(Figure dataset records)
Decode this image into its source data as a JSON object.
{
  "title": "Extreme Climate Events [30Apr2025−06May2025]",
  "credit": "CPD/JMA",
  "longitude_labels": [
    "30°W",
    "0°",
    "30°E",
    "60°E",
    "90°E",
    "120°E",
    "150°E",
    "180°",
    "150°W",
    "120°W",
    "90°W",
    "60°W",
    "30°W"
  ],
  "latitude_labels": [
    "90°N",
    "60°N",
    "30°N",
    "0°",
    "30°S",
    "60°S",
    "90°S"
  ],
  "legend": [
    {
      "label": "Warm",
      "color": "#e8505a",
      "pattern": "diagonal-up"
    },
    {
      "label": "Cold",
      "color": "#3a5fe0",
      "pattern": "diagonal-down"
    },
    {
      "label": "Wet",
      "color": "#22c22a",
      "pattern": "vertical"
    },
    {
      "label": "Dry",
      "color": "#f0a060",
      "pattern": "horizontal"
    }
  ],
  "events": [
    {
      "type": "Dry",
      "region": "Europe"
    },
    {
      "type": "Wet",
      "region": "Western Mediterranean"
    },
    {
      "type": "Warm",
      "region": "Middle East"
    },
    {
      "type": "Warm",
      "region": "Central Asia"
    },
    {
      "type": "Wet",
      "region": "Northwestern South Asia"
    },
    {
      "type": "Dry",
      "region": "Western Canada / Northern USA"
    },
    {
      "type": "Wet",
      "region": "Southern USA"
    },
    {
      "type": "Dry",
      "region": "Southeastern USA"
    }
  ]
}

DO THIS: Repeat all the entries word for word.

OUTPUT OF THE EXERCISE:
Decode this image into its source data as a JSON object.
{
  "title": "Extreme Climate Events [30Apr2025−06May2025]",
  "credit": "CPD/JMA",
  "longitude_labels": [
    "30°W",
    "0°",
    "30°E",
    "60°E",
    "90°E",
    "120°E",
    "150°E",
    "180°",
    "150°W",
    "120°W",
    "90°W",
    "60°W",
    "30°W"
  ],
  "latitude_labels": [
    "90°N",
    "60°N",
    "30°N",
    "0°",
    "30°S",
    "60°S",
    "90°S"
  ],
  "legend": [
    {
      "label": "Warm",
      "color": "#e8505a",
      "pattern": "diagonal-up"
    },
    {
      "label": "Cold",
      "color": "#3a5fe0",
      "pattern": "diagonal-down"
    },
    {
      "label": "Wet",
      "color": "#22c22a",
      "pattern": "vertical"
    },
    {
      "label": "Dry",
      "color": "#f0a060",
      "pattern": "horizontal"
    }
  ],
  "events": [
    {
      "type": "Dry",
      "region": "Europe"
    },
    {
      "type": "Wet",
      "region": "Western Mediterranean"
    },
    {
      "type": "Warm",
      "region": "Middle East"
    },
    {
      "type": "Warm",
      "region": "Central Asia"
    },
    {
      "type": "Wet",
      "region": "Northwestern South Asia"
    },
    {
      "type": "Dry",
      "region": "Western Canada / Northern USA"
    },
    {
      "type": "Wet",
      "region": "Southern USA"
    },
    {
      "type": "Dry",
      "region": "Southeastern USA"
    }
  ]
}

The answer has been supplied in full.